YOUR OBJECTIVE:
Give back the entire listing verbatim.

SUPPLIED RECORDS:
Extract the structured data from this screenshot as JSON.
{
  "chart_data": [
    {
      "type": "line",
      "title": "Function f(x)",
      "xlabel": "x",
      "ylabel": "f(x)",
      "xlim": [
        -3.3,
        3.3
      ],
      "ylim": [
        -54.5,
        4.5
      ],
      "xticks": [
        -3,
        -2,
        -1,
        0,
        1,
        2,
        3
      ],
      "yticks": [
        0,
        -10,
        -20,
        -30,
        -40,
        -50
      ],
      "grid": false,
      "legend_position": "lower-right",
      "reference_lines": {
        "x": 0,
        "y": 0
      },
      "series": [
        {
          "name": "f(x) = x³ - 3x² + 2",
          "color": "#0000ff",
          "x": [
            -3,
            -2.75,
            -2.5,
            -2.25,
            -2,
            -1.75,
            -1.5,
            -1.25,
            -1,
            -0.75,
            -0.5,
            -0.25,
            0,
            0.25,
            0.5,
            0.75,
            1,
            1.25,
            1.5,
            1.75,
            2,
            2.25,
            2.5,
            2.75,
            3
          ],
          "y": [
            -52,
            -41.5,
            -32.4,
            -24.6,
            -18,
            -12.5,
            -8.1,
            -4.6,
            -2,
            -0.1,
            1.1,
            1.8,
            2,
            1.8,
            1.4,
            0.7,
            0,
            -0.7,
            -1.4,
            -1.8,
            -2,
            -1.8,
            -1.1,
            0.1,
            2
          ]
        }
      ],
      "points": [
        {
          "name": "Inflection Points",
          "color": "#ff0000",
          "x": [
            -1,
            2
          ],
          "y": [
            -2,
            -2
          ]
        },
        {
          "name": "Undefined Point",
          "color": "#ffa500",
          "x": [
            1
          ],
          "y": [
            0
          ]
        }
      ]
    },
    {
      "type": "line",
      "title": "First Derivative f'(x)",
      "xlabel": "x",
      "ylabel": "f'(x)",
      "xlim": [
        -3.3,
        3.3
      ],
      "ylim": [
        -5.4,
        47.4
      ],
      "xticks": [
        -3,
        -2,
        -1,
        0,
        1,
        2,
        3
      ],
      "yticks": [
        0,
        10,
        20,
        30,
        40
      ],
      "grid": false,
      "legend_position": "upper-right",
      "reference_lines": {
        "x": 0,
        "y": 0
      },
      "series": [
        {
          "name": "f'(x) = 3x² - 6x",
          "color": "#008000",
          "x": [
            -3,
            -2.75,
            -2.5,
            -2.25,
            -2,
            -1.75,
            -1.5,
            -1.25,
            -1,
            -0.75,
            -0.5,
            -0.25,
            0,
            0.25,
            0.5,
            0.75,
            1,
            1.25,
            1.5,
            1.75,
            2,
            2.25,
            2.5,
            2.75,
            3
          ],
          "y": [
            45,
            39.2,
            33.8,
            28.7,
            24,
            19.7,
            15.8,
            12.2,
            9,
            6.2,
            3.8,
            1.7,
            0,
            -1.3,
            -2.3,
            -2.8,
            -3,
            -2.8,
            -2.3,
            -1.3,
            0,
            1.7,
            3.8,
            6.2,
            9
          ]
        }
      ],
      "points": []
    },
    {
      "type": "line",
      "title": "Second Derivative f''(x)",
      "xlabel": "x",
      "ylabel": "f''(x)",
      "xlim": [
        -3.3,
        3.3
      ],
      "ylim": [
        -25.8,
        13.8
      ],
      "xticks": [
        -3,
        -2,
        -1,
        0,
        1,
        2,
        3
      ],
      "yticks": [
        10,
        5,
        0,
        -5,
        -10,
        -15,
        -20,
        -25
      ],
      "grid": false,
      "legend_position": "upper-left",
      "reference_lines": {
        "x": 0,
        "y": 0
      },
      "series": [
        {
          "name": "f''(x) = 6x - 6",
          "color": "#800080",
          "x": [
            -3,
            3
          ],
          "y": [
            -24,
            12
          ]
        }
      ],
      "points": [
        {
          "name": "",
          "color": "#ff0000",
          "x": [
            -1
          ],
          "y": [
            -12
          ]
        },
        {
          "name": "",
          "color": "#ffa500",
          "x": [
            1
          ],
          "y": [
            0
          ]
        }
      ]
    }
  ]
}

OUTPUT OF THE TASK:
Extract the structured data from this screenshot as JSON.
{
  "chart_data": [
    {
      "type": "line",
      "title": "Function f(x)",
      "xlabel": "x",
      "ylabel": "f(x)",
      "xlim": [
        -3.3,
        3.3
      ],
      "ylim": [
        -54.5,
        4.5
      ],
      "xticks": [
        -3,
        -2,
        -1,
        0,
        1,
        2,
        3
      ],
      "yticks": [
        0,
        -10,
        -20,
        -30,
        -40,
        -50
      ],
      "grid": false,
      "legend_position": "lower-right",
      "reference_lines": {
        "x": 0,
        "y": 0
      },
      "series": [
        {
          "name": "f(x) = x³ - 3x² + 2",
          "color": "#0000ff",
          "x": [
            -3,
            -2.75,
            -2.5,
            -2.25,
            -2,
            -1.75,
            -1.5,
            -1.25,
            -1,
            -0.75,
            -0.5,
            -0.25,
            0,
            0.25,
            0.5,
            0.75,
            1,
            1.25,
            1.5,
            1.75,
            2,
            2.25,
            2.5,
            2.75,
            3
          ],
          "y": [
            -52,
            -41.5,
            -32.4,
            -24.6,
            -18,
            -12.5,
            -8.1,
            -4.6,
            -2,
            -0.1,
            1.1,
            1.8,
            2,
            1.8,
            1.4,
            0.7,
            0,
            -0.7,
            -1.4,
            -1.8,
            -2,
            -1.8,
            -1.1,
            0.1,
            2
          ]
        }
      ],
      "points": [
        {
          "name": "Inflection Points",
          "color": "#ff0000",
          "x": [
            -1,
            2
          ],
          "y": [
            -2,
            -2
          ]
        },
        {
          "name": "Undefined Point",
          "color": "#ffa500",
          "x": [
            1
          ],
          "y": [
            0
          ]
        }
      ]
    },
    {
      "type": "line",
      "title": "First Derivative f'(x)",
      "xlabel": "x",
      "ylabel": "f'(x)",
      "xlim": [
        -3.3,
        3.3
      ],
      "ylim": [
        -5.4,
        47.4
      ],
      "xticks": [
        -3,
        -2,
        -1,
        0,
        1,
        2,
        3
      ],
      "yticks": [
        0,
        10,
        20,
        30,
        40
      ],
      "grid": false,
      "legend_position": "upper-right",
      "reference_lines": {
        "x": 0,
        "y": 0
      },
      "series": [
        {
          "name": "f'(x) = 3x² - 6x",
          "color": "#008000",
          "x": [
            -3,
            -2.75,
            -2.5,
            -2.25,
            -2,
            -1.75,
            -1.5,
            -1.25,
            -1,
            -0.75,
            -0.5,
            -0.25,
            0,
            0.25,
            0.5,
            0.75,
            1,
            1.25,
            1.5,
            1.75,
            2,
            2.25,
            2.5,
            2.75,
            3
          ],
          "y": [
            45,
            39.2,
            33.8,
            28.7,
            24,
            19.7,
            15.8,
            12.2,
            9,
            6.2,
            3.8,
            1.7,
            0,
            -1.3,
            -2.3,
            -2.8,
            -3,
            -2.8,
            -2.3,
            -1.3,
            0,
            1.7,
            3.8,
            6.2,
            9
          ]
        }
      ],
      "points": []
    },
    {
      "type": "line",
      "title": "Second Derivative f''(x)",
      "xlabel": "x",
      "ylabel": "f''(x)",
      "xlim": [
        -3.3,
        3.3
      ],
      "ylim": [
        -25.8,
        13.8
      ],
      "xticks": [
        -3,
        -2,
        -1,
        0,
        1,
        2,
        3
      ],
      "yticks": [
        10,
        5,
        0,
        -5,
        -10,
        -15,
        -20,
        -25
      ],
      "grid": false,
      "legend_position": "upper-left",
      "reference_lines": {
        "x": 0,
        "y": 0
      },
      "series": [
        {
          "name": "f''(x) = 6x - 6",
          "color": "#800080",
          "x": [
            -3,
            3
          ],
          "y": [
            -24,
            12
          ]
        }
      ],
      "points": [
        {
          "name": "",
          "color": "#ff0000",
          "x": [
            -1
          ],
          "y": [
            -12
          ]
        },
        {
          "name": "",
          "color": "#ffa500",
          "x": [
            1
          ],
          "y": [
            0
          ]
        }
      ]
    }
  ]
}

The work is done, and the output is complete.